* Prompt
Copy out every line of the material below word for word, keeping each line as it stands, but omit the pictures.

* Record set
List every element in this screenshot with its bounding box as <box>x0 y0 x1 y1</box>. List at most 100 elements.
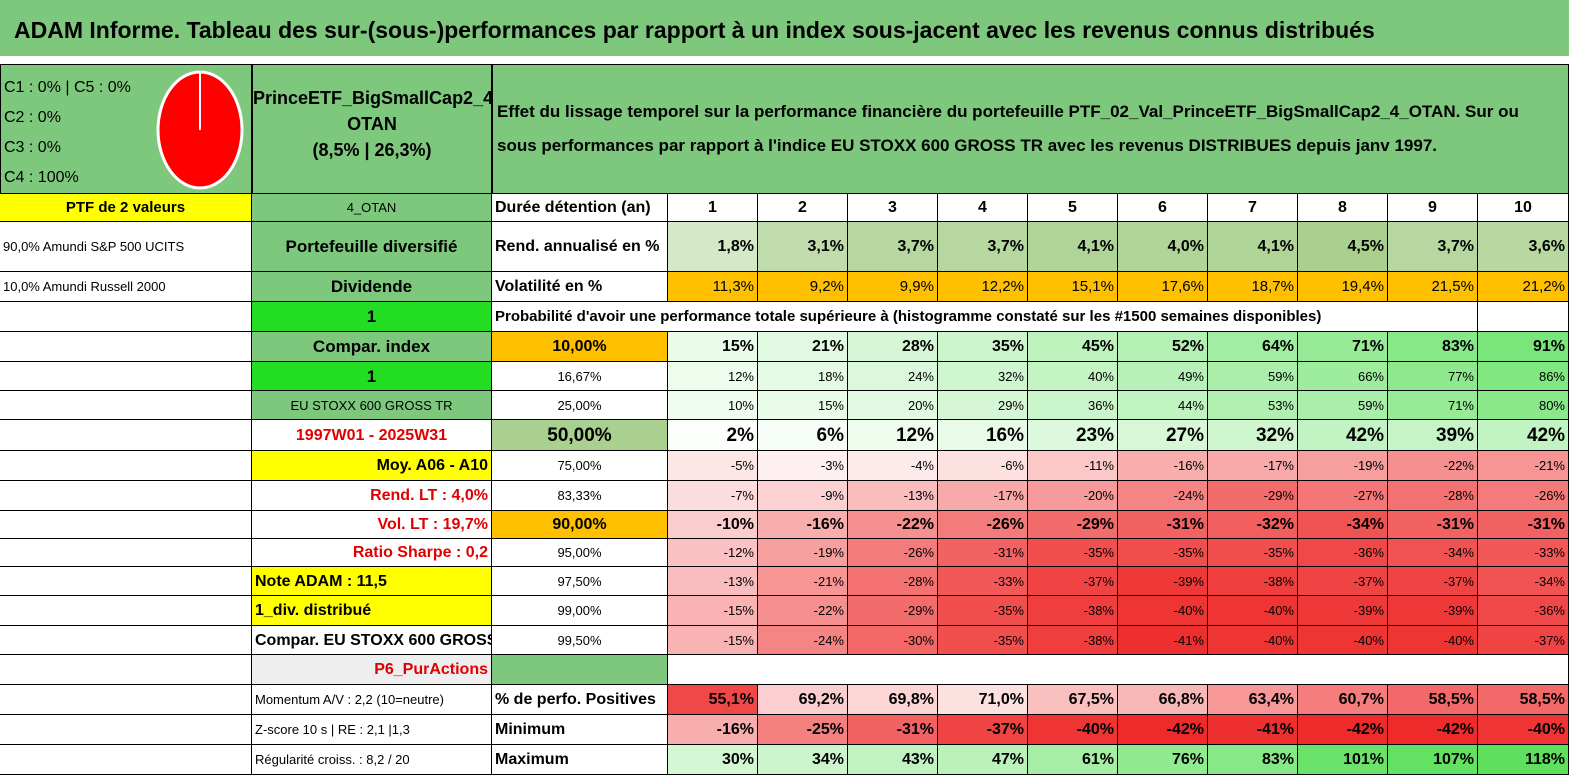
quantile-value: -38% <box>1028 626 1118 655</box>
volatility-value: 9,2% <box>758 272 848 302</box>
year-header: 1 <box>668 194 758 222</box>
legend-entry: C2 : 0% <box>4 109 61 126</box>
stats-label: Maximum <box>492 745 668 775</box>
empty-cell <box>668 655 1569 685</box>
average-label: Moy. A06 - A10 <box>252 451 492 481</box>
index-name-label: EU STOXX 600 GROSS TR <box>252 391 492 420</box>
stats-value: -42% <box>1388 715 1478 745</box>
quantile-value: 35% <box>938 332 1028 362</box>
quantile-value: 10% <box>668 391 758 420</box>
annual-return-value: 4,1% <box>1208 222 1298 272</box>
quantile-value: -39% <box>1388 596 1478 626</box>
quantile-value: 59% <box>1208 362 1298 391</box>
period-label: 1997W01 - 2025W31 <box>252 420 492 451</box>
quantile-value: -24% <box>1118 481 1208 511</box>
quantile-value: 71% <box>1388 391 1478 420</box>
stats-value: 43% <box>848 745 938 775</box>
quantile-value: -6% <box>938 451 1028 481</box>
holding-row <box>0 420 252 451</box>
quantile-value: -40% <box>1208 626 1298 655</box>
quantile-value: -7% <box>668 481 758 511</box>
stats-value: 101% <box>1298 745 1388 775</box>
stats-value: 76% <box>1118 745 1208 775</box>
annual-return-value: 4,0% <box>1118 222 1208 272</box>
stats-value: -16% <box>668 715 758 745</box>
quantile-value: -26% <box>848 539 938 567</box>
quantile-value: -10% <box>668 511 758 539</box>
quantile-value: 2% <box>668 420 758 451</box>
quantile-value: -29% <box>848 596 938 626</box>
quantile-label: 50,00% <box>492 420 668 451</box>
quantile-value: 77% <box>1388 362 1478 391</box>
holding-duration-label: Durée détention (an) <box>492 194 668 222</box>
quantile-label: 95,00% <box>492 539 668 567</box>
quantile-value: 32% <box>938 362 1028 391</box>
quantile-value: 52% <box>1118 332 1208 362</box>
quantile-value: 39% <box>1388 420 1478 451</box>
quantile-value: 29% <box>938 391 1028 420</box>
stats-value: 63,4% <box>1208 685 1298 715</box>
quantile-value: -15% <box>668 626 758 655</box>
empty-cell <box>492 655 668 685</box>
holding-row <box>0 391 252 420</box>
quantile-value: -28% <box>1388 481 1478 511</box>
quantile-value: 23% <box>1028 420 1118 451</box>
stats-value: 118% <box>1478 745 1569 775</box>
stats-value: -41% <box>1208 715 1298 745</box>
quantile-value: 12% <box>668 362 758 391</box>
holding-row <box>0 567 252 596</box>
long-term-return: Rend. LT : 4,0% <box>252 481 492 511</box>
quantile-label: 99,00% <box>492 596 668 626</box>
legend-entry: C4 : 100% <box>4 169 79 186</box>
quantile-value: -22% <box>758 596 848 626</box>
quantile-value: 32% <box>1208 420 1298 451</box>
annual-return-value: 3,7% <box>848 222 938 272</box>
quantile-value: -26% <box>1478 481 1569 511</box>
volatility-value: 18,7% <box>1208 272 1298 302</box>
stats-value: 61% <box>1028 745 1118 775</box>
holding-row <box>0 511 252 539</box>
holding-row <box>0 362 252 391</box>
holding-row <box>0 481 252 511</box>
year-header: 4 <box>938 194 1028 222</box>
quantile-label: 25,00% <box>492 391 668 420</box>
quantile-value: -31% <box>1478 511 1569 539</box>
holding-row <box>0 302 252 332</box>
ticker-label: 4_OTAN <box>252 194 492 222</box>
quantile-value: -21% <box>758 567 848 596</box>
holding-row <box>0 596 252 626</box>
quantile-value: -19% <box>758 539 848 567</box>
annual-return-value: 3,7% <box>1388 222 1478 272</box>
quantile-value: -31% <box>938 539 1028 567</box>
quantile-value: -12% <box>668 539 758 567</box>
quantile-value: -13% <box>848 481 938 511</box>
stats-value: -31% <box>848 715 938 745</box>
stats-value: -25% <box>758 715 848 745</box>
volatility-label: Volatilité en % <box>492 272 668 302</box>
stats-label: Minimum <box>492 715 668 745</box>
stats-value: 69,8% <box>848 685 938 715</box>
quantile-value: 71% <box>1298 332 1388 362</box>
quantile-value: -37% <box>1388 567 1478 596</box>
empty-cell <box>1478 302 1569 332</box>
quantile-value: 42% <box>1478 420 1569 451</box>
year-header: 10 <box>1478 194 1569 222</box>
holding-row <box>0 715 252 745</box>
quantile-value: -38% <box>1028 596 1118 626</box>
quantile-value: -35% <box>938 596 1028 626</box>
selector-value: 1 <box>252 362 492 391</box>
quantile-value: -17% <box>938 481 1028 511</box>
probability-heading: Probabilité d'avoir une performance tota… <box>492 302 1478 332</box>
year-header: 7 <box>1208 194 1298 222</box>
quantile-value: -3% <box>758 451 848 481</box>
compare-index-label: Compar. index <box>252 332 492 362</box>
quantile-value: 40% <box>1028 362 1118 391</box>
quantile-value: 91% <box>1478 332 1569 362</box>
annual-return-label: Rend. annualisé en % <box>492 222 668 272</box>
stats-value: 69,2% <box>758 685 848 715</box>
year-header: 9 <box>1388 194 1478 222</box>
quantile-value: -34% <box>1298 511 1388 539</box>
quantile-label: 10,00% <box>492 332 668 362</box>
holding-row: 90,0% Amundi S&P 500 UCITS <box>0 222 252 272</box>
quantile-value: -22% <box>1388 451 1478 481</box>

* Solution to the exercise
List every element in this screenshot with its bounding box as <box>x0 y0 x1 y1</box>. List at most 100 elements.
quantile-value: -38% <box>1028 626 1118 655</box>
volatility-value: 9,2% <box>758 272 848 302</box>
year-header: 1 <box>668 194 758 222</box>
legend-entry: C2 : 0% <box>4 109 61 126</box>
stats-label: Maximum <box>492 745 668 775</box>
empty-cell <box>668 655 1569 685</box>
average-label: Moy. A06 - A10 <box>252 451 492 481</box>
index-name-label: EU STOXX 600 GROSS TR <box>252 391 492 420</box>
stats-value: -42% <box>1388 715 1478 745</box>
quantile-value: 35% <box>938 332 1028 362</box>
quantile-value: 10% <box>668 391 758 420</box>
annual-return-value: 4,1% <box>1208 222 1298 272</box>
quantile-value: -39% <box>1388 596 1478 626</box>
quantile-value: 59% <box>1208 362 1298 391</box>
period-label: 1997W01 - 2025W31 <box>252 420 492 451</box>
quantile-value: -24% <box>1118 481 1208 511</box>
quantile-value: 71% <box>1388 391 1478 420</box>
stats-value: 43% <box>848 745 938 775</box>
quantile-value: -6% <box>938 451 1028 481</box>
holding-row <box>0 420 252 451</box>
quantile-value: -40% <box>1208 626 1298 655</box>
quantile-value: -7% <box>668 481 758 511</box>
stats-value: 101% <box>1298 745 1388 775</box>
stats-value: 76% <box>1118 745 1208 775</box>
annual-return-value: 4,0% <box>1118 222 1208 272</box>
stats-value: -16% <box>668 715 758 745</box>
quantile-value: -26% <box>848 539 938 567</box>
quantile-value: -10% <box>668 511 758 539</box>
quantile-value: 2% <box>668 420 758 451</box>
quantile-value: -29% <box>848 596 938 626</box>
quantile-label: 50,00% <box>492 420 668 451</box>
quantile-value: 77% <box>1388 362 1478 391</box>
holding-duration-label: Durée détention (an) <box>492 194 668 222</box>
quantile-label: 95,00% <box>492 539 668 567</box>
quantile-value: 32% <box>938 362 1028 391</box>
quantile-value: 52% <box>1118 332 1208 362</box>
quantile-value: 39% <box>1388 420 1478 451</box>
quantile-value: 29% <box>938 391 1028 420</box>
stats-value: 63,4% <box>1208 685 1298 715</box>
quantile-value: -15% <box>668 626 758 655</box>
empty-cell <box>492 655 668 685</box>
holding-row <box>0 391 252 420</box>
quantile-value: -28% <box>1388 481 1478 511</box>
quantile-value: 23% <box>1028 420 1118 451</box>
stats-value: 118% <box>1478 745 1569 775</box>
stats-value: -41% <box>1208 715 1298 745</box>
quantile-value: 12% <box>668 362 758 391</box>
holding-row <box>0 567 252 596</box>
long-term-return: Rend. LT : 4,0% <box>252 481 492 511</box>
quantile-label: 99,00% <box>492 596 668 626</box>
legend-entry: C4 : 100% <box>4 169 79 186</box>
quantile-value: -22% <box>758 596 848 626</box>
quantile-value: 32% <box>1208 420 1298 451</box>
annual-return-value: 3,7% <box>848 222 938 272</box>
quantile-value: -26% <box>1478 481 1569 511</box>
volatility-value: 18,7% <box>1208 272 1298 302</box>
stats-value: 61% <box>1028 745 1118 775</box>
holding-row <box>0 511 252 539</box>
holding-row <box>0 362 252 391</box>
holding-row <box>0 481 252 511</box>
year-header: 4 <box>938 194 1028 222</box>
quantile-label: 25,00% <box>492 391 668 420</box>
quantile-value: -31% <box>1478 511 1569 539</box>
holding-row <box>0 302 252 332</box>
ticker-label: 4_OTAN <box>252 194 492 222</box>
quantile-value: -21% <box>758 567 848 596</box>
holding-row <box>0 596 252 626</box>
quantile-value: -19% <box>758 539 848 567</box>
annual-return-value: 3,7% <box>1388 222 1478 272</box>
quantile-value: -31% <box>938 539 1028 567</box>
quantile-value: -12% <box>668 539 758 567</box>
quantile-value: -13% <box>848 481 938 511</box>
stats-value: -31% <box>848 715 938 745</box>
stats-value: -25% <box>758 715 848 745</box>
volatility-label: Volatilité en % <box>492 272 668 302</box>
stats-label: Minimum <box>492 715 668 745</box>
stats-value: 69,8% <box>848 685 938 715</box>
quantile-value: 71% <box>1298 332 1388 362</box>
quantile-value: -37% <box>1388 567 1478 596</box>
empty-cell <box>1478 302 1569 332</box>
quantile-value: 42% <box>1478 420 1569 451</box>
year-header: 10 <box>1478 194 1569 222</box>
holding-row <box>0 715 252 745</box>
quantile-value: -38% <box>1028 596 1118 626</box>
quantile-value: -35% <box>938 596 1028 626</box>
selector-value: 1 <box>252 362 492 391</box>
quantile-value: -17% <box>938 481 1028 511</box>
probability-heading: Probabilité d'avoir une performance tota… <box>492 302 1478 332</box>
year-header: 7 <box>1208 194 1298 222</box>
quantile-value: -3% <box>758 451 848 481</box>
compare-index-label: Compar. index <box>252 332 492 362</box>
quantile-value: 40% <box>1028 362 1118 391</box>
quantile-value: 91% <box>1478 332 1569 362</box>
annual-return-label: Rend. annualisé en % <box>492 222 668 272</box>
stats-value: 69,2% <box>758 685 848 715</box>
year-header: 9 <box>1388 194 1478 222</box>
quantile-value: -34% <box>1298 511 1388 539</box>
quantile-label: 10,00% <box>492 332 668 362</box>
holding-row: 90,0% Amundi S&P 500 UCITS <box>0 222 252 272</box>
quantile-value: -22% <box>1388 451 1478 481</box>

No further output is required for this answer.